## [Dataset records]
┌──

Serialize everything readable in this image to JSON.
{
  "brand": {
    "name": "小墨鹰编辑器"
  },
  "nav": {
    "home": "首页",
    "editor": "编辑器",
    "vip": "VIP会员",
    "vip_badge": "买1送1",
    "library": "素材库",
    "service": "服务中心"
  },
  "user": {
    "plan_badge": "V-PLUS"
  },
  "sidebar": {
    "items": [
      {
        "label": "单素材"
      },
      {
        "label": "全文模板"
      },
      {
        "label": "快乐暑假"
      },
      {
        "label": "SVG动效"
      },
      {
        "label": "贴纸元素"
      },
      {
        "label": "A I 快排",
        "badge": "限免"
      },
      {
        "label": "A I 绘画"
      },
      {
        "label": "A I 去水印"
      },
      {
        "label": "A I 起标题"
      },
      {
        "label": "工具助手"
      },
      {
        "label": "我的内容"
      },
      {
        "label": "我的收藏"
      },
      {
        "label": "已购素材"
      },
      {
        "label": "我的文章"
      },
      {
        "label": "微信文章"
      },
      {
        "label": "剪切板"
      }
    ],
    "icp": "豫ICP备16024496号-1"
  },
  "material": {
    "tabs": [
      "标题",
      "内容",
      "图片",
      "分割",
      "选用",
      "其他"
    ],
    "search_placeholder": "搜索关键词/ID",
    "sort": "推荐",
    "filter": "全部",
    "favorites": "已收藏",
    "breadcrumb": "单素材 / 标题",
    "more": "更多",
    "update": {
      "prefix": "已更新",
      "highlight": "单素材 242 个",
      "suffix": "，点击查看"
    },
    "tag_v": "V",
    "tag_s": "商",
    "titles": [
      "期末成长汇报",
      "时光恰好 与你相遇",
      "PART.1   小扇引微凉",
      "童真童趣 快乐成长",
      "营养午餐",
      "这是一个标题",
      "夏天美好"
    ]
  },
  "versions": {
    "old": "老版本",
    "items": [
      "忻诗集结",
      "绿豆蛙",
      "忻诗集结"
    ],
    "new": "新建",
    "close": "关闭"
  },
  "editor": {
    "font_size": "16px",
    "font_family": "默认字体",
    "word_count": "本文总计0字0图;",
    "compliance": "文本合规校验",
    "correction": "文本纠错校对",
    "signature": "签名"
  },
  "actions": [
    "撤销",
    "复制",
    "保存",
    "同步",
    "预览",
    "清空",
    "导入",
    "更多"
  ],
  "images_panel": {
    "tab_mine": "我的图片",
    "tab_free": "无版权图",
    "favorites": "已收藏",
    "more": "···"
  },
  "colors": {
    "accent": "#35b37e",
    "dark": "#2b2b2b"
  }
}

└──
┌──

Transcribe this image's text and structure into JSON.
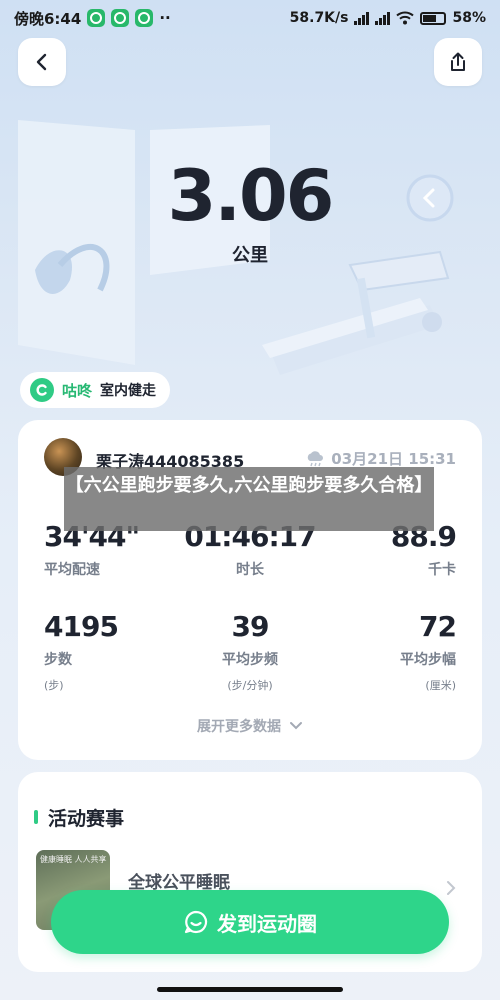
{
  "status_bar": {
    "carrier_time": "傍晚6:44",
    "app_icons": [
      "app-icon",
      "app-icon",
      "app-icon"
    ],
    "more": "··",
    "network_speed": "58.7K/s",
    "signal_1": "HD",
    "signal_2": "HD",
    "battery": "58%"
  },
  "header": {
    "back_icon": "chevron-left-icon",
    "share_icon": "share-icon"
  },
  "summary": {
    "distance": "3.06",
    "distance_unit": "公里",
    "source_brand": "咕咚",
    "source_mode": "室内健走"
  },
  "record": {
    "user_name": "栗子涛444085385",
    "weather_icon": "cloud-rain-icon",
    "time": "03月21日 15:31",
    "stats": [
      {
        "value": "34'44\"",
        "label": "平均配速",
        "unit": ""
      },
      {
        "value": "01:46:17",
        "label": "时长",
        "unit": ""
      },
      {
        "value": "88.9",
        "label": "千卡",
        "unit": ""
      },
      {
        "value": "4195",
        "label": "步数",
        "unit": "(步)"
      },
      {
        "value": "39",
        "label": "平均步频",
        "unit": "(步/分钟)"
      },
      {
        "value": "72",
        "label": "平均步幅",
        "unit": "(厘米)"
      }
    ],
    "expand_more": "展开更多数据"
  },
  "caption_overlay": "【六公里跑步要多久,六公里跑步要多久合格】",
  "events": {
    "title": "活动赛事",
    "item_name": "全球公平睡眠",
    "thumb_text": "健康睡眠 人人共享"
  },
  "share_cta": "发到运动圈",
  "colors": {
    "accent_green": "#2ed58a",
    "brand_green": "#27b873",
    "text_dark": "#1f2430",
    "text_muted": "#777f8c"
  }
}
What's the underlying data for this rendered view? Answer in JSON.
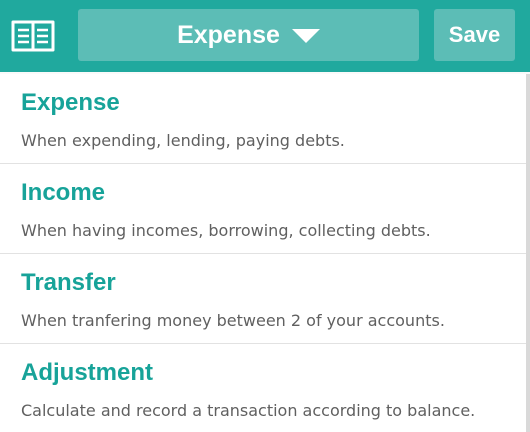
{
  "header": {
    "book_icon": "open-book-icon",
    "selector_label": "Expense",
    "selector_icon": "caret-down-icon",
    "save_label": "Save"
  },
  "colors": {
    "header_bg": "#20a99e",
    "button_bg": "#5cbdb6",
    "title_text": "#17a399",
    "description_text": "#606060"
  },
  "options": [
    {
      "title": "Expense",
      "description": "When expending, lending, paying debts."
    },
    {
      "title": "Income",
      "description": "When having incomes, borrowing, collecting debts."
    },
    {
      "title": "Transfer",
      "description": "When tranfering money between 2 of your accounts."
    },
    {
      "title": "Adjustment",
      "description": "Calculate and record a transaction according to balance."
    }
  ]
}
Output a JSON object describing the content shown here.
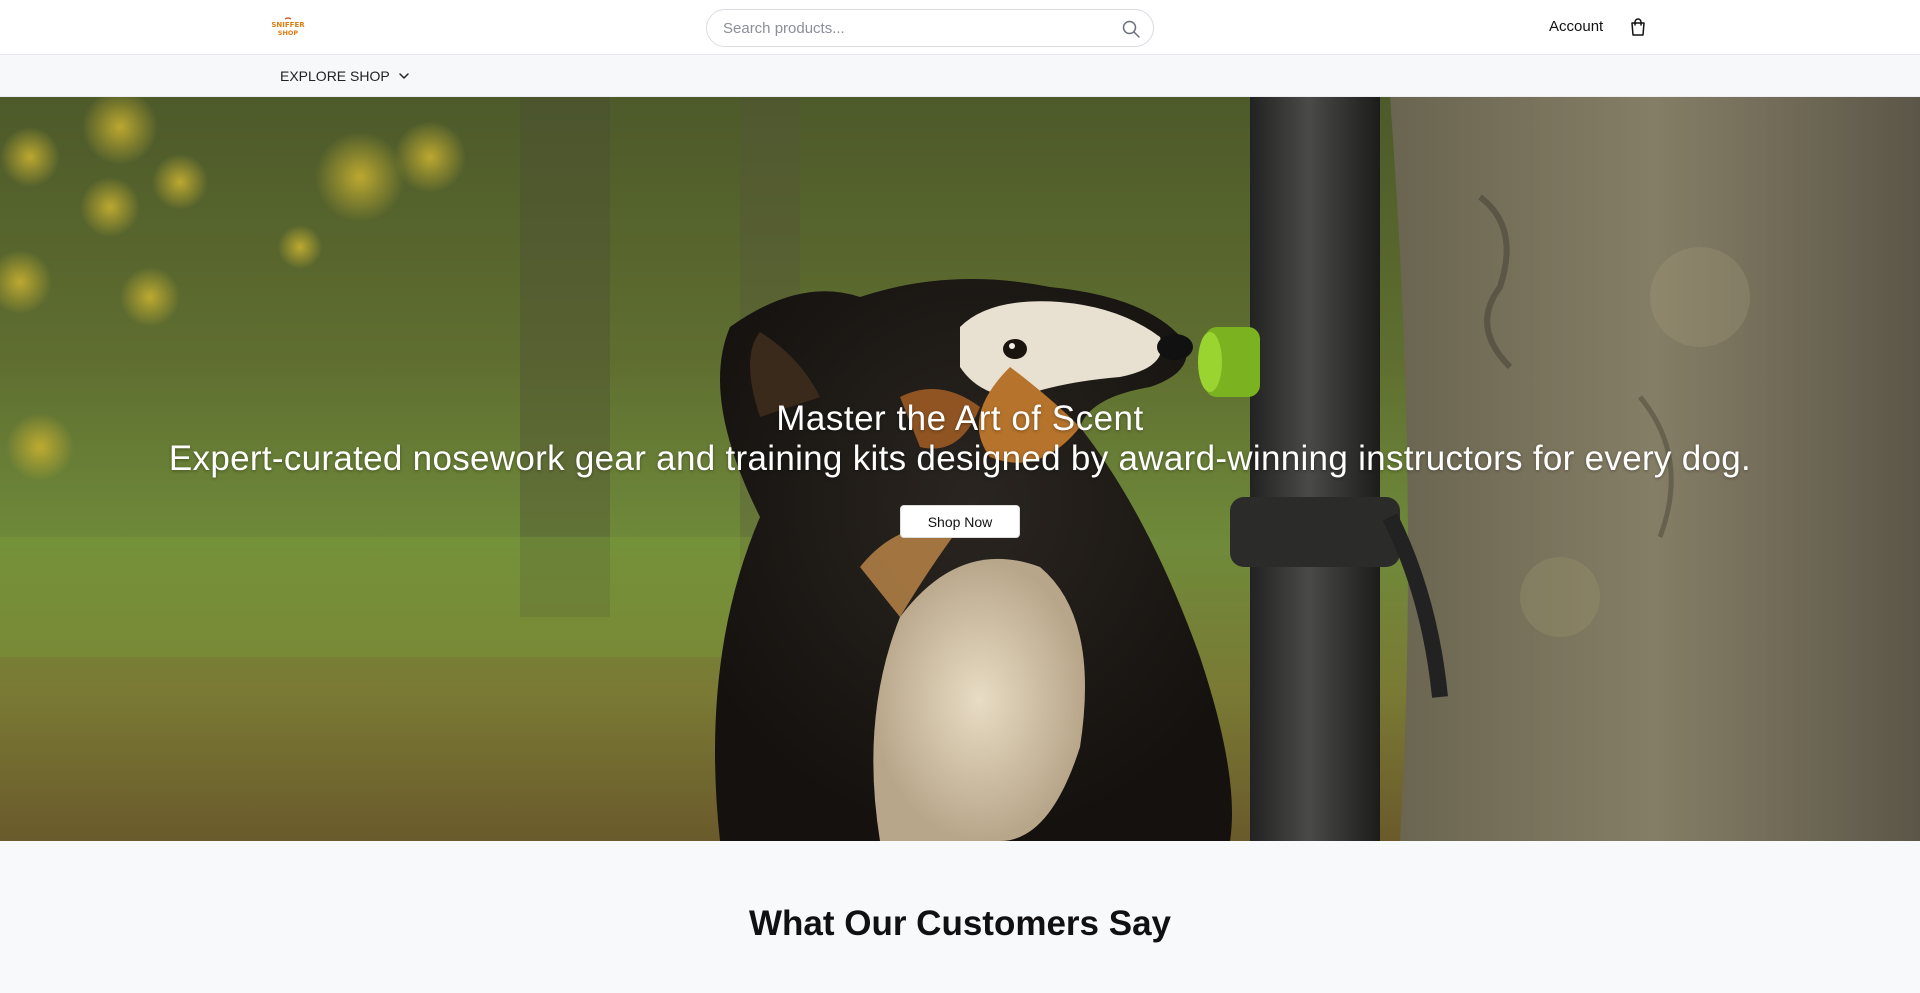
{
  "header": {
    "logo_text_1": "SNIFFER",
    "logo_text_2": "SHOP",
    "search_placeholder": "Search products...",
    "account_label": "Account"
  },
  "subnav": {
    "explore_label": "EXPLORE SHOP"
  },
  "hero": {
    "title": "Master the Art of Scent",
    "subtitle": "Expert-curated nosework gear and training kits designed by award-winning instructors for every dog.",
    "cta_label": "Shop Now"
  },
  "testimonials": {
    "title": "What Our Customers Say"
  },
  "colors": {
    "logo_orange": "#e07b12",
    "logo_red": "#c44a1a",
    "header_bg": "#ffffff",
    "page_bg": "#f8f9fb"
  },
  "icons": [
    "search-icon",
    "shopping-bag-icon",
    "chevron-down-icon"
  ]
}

└──

## [WHAT TO WORK ON]
Return only the number of lines in the data above that include the word "this".

## [TASK SOLUTION]
3